= Exercise details =
Print, unchanged, each line of the listing from its first line up to and including the line with "cell-tolerance: 10 — [174, 670, 243, 684]".

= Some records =
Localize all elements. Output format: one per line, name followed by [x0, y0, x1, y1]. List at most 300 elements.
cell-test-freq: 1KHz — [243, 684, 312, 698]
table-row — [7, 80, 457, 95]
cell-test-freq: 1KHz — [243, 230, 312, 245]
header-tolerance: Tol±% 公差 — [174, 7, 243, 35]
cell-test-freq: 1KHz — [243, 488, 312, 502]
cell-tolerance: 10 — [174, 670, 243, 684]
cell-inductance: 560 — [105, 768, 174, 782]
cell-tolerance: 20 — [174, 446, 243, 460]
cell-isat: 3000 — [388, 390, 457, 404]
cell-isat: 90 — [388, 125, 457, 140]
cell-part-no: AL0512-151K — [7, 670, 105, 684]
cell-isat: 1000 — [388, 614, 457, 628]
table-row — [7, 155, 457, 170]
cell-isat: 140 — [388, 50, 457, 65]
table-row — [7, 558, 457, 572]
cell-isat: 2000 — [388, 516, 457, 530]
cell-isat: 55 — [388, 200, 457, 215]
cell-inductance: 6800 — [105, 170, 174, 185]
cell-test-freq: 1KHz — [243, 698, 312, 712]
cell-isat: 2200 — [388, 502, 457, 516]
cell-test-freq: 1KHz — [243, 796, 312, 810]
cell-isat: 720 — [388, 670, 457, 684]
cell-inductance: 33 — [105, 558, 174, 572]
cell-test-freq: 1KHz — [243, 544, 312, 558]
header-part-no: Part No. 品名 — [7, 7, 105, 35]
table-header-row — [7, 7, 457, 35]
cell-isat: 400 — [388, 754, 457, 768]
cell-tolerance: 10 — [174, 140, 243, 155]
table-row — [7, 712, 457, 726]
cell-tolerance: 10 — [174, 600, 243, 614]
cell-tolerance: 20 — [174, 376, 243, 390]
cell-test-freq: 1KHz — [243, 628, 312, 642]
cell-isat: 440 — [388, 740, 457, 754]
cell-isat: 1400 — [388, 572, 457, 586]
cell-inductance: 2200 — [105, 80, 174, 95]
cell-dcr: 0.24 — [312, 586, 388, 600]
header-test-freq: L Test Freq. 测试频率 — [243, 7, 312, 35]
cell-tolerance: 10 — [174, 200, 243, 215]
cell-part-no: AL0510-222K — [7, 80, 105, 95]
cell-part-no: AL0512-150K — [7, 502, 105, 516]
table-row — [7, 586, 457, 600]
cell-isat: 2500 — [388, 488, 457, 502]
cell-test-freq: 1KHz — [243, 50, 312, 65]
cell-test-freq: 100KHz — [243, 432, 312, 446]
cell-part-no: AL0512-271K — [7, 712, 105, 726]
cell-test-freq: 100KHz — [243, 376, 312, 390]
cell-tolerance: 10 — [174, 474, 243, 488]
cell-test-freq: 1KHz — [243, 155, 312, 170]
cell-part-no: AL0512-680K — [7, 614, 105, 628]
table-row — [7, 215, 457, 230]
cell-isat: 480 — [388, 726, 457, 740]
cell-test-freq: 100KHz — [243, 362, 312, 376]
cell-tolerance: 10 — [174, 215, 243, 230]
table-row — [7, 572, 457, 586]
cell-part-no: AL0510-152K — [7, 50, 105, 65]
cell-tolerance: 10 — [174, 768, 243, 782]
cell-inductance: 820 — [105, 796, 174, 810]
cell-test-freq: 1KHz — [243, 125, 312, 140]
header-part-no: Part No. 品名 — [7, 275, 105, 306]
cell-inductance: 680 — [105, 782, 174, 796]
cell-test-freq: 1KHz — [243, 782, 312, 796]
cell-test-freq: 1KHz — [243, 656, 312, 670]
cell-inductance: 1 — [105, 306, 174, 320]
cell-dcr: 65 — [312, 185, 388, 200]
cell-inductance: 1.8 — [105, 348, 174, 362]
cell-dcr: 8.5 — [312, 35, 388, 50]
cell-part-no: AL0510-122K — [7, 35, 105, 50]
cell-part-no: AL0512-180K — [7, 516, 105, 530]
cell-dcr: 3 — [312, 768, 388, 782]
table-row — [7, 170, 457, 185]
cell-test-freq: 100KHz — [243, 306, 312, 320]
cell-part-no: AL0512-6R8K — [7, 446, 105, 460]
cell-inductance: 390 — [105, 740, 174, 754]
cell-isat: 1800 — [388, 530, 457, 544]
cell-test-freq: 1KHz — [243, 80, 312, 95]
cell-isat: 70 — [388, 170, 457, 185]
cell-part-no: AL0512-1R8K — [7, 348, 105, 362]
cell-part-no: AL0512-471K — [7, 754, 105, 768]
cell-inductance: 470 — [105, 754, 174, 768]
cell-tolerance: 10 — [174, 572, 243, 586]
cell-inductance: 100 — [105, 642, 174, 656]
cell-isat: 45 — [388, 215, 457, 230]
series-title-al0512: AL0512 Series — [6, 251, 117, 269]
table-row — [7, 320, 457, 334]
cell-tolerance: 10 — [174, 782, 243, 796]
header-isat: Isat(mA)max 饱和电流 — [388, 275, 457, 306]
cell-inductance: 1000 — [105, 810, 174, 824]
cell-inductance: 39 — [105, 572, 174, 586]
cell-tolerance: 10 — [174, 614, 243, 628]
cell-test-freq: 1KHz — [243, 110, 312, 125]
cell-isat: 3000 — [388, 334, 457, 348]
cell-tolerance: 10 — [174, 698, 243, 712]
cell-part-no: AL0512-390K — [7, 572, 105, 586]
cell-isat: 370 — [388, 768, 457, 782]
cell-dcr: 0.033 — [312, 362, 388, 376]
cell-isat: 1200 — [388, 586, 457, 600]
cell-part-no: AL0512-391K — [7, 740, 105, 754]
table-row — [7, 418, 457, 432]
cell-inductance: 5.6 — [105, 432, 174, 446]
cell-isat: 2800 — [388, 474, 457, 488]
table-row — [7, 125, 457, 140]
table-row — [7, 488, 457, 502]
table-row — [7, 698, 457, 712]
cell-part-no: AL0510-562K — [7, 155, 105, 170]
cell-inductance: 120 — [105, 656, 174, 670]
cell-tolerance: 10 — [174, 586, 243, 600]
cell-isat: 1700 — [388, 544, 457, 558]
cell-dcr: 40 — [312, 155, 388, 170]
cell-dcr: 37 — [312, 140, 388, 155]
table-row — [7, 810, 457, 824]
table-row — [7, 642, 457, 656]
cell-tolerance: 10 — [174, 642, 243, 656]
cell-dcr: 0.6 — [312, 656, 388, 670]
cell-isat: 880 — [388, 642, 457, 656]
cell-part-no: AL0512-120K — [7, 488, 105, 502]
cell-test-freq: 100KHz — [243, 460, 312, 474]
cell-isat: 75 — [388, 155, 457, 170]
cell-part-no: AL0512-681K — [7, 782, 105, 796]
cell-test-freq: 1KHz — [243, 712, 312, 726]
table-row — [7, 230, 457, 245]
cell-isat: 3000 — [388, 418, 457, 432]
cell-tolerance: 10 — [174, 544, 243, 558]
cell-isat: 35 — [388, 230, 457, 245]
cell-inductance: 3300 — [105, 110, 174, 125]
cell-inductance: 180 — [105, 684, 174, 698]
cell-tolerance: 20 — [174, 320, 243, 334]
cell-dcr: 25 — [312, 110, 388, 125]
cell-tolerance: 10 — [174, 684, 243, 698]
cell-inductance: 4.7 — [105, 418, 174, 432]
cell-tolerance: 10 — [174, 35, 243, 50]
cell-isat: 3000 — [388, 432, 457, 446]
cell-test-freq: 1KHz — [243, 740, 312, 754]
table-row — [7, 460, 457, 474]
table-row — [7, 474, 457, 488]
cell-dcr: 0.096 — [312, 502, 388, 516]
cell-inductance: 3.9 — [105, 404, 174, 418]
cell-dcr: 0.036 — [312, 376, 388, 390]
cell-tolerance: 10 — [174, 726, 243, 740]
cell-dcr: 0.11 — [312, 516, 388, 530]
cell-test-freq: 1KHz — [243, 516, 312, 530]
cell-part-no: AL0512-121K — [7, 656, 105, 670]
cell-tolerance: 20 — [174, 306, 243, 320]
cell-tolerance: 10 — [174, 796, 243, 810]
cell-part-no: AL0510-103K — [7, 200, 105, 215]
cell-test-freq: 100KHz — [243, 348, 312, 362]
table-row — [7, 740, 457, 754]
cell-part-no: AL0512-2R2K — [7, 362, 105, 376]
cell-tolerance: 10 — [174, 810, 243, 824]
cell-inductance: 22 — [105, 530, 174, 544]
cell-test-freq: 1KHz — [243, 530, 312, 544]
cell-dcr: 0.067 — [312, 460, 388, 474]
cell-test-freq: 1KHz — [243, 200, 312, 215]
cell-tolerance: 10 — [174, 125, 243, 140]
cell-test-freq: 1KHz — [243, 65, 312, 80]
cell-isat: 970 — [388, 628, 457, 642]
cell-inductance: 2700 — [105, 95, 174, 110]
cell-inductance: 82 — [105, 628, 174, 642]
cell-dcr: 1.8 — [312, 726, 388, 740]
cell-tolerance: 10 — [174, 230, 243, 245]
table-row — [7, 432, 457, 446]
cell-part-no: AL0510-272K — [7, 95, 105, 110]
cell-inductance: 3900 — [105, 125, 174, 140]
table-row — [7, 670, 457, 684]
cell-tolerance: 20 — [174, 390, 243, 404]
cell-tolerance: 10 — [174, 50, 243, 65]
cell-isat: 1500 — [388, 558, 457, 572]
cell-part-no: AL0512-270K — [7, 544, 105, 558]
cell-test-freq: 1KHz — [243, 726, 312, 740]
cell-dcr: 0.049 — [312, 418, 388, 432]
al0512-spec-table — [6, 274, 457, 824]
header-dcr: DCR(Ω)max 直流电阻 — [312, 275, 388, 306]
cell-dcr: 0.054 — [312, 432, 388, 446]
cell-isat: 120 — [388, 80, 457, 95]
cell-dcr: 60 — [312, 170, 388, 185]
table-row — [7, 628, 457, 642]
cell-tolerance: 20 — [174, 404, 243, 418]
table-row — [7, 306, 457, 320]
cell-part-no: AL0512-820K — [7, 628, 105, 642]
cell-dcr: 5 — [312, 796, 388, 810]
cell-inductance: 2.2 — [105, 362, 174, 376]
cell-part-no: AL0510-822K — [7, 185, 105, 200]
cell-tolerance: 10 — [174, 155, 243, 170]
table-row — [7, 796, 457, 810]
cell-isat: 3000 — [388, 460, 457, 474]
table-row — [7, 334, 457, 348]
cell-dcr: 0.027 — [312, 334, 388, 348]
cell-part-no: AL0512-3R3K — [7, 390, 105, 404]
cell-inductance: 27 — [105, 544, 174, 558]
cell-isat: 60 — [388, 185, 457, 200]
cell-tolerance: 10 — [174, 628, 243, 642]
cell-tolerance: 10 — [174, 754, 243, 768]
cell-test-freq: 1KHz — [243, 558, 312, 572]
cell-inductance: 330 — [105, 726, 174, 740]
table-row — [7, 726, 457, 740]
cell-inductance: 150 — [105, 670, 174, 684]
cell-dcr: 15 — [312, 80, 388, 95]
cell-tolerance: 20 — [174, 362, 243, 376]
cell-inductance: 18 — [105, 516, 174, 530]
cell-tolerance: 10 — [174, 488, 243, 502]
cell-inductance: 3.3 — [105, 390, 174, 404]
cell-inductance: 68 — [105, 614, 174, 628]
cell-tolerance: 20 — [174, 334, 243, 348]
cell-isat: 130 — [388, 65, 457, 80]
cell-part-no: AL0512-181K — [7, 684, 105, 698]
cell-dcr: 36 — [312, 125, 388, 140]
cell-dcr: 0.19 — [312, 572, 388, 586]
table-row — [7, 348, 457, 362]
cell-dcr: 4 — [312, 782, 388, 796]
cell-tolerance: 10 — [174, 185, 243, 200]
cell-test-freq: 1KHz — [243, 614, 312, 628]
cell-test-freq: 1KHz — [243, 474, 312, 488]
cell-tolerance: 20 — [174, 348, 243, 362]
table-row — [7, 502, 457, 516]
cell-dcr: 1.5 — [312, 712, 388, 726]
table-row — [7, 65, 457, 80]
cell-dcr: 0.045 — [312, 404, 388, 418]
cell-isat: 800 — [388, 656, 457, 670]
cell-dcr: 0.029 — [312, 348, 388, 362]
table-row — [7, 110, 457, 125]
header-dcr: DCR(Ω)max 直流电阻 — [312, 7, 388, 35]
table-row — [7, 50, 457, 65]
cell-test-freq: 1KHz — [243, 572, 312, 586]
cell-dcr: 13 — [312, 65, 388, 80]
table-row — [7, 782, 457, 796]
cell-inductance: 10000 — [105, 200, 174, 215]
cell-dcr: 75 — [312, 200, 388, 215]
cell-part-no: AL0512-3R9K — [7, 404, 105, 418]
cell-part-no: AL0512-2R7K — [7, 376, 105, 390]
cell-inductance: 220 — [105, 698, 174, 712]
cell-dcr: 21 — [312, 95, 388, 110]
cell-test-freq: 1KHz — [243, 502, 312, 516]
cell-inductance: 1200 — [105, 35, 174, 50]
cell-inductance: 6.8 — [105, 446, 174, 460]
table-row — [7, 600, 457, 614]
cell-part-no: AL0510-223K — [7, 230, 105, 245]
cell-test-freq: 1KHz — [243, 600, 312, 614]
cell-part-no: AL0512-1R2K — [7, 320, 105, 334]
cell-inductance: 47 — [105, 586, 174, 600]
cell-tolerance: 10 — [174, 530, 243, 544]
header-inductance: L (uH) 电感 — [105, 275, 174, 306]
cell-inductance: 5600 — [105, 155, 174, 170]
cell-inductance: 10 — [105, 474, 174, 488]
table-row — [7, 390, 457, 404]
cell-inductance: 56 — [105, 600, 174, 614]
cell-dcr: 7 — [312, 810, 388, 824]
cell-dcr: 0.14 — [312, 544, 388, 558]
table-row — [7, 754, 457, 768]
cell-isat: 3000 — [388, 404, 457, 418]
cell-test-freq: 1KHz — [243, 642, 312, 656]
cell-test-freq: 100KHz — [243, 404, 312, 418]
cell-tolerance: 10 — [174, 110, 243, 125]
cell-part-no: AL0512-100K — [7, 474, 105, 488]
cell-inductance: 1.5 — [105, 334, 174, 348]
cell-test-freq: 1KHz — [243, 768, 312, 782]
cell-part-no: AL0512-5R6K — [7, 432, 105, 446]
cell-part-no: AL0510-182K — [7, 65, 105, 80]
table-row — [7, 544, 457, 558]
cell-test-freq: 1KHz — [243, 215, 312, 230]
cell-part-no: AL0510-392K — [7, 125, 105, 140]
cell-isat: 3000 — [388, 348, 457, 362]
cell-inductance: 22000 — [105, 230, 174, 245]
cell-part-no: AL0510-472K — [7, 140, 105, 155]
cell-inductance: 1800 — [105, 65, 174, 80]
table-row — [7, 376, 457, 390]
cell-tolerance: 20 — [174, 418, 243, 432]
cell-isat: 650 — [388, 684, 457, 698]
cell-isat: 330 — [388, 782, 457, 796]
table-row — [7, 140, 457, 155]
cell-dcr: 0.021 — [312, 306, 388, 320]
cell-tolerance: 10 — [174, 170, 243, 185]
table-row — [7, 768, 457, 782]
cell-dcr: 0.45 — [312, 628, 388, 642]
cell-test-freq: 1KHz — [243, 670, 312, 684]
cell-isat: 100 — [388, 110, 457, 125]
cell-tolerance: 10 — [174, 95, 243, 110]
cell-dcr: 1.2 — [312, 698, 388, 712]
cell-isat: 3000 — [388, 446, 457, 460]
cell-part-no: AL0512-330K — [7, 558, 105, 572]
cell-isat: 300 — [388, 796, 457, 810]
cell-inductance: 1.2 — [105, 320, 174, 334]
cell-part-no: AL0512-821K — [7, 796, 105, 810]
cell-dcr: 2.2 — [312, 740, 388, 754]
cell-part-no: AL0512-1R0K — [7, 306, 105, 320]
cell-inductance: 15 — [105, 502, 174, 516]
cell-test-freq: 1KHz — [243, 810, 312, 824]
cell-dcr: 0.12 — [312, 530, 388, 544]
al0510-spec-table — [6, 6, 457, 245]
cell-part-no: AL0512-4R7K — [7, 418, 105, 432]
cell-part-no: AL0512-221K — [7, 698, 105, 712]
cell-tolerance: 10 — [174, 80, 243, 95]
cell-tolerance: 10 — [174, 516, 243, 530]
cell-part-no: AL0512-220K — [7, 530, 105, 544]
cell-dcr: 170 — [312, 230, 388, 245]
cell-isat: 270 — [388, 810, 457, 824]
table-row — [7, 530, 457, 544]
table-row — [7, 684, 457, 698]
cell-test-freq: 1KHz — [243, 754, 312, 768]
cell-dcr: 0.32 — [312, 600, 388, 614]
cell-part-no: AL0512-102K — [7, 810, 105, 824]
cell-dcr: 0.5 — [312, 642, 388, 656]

= Solution to the exercise =
Localize all elements. Output format: one per line, name followed by [x0, y0, x1, y1]. List at most 300 elements.
cell-test-freq: 1KHz — [243, 684, 312, 698]
table-row — [7, 80, 457, 95]
cell-test-freq: 1KHz — [243, 230, 312, 245]
header-tolerance: Tol±% 公差 — [174, 7, 243, 35]
cell-test-freq: 1KHz — [243, 488, 312, 502]
cell-tolerance: 10 — [174, 670, 243, 684]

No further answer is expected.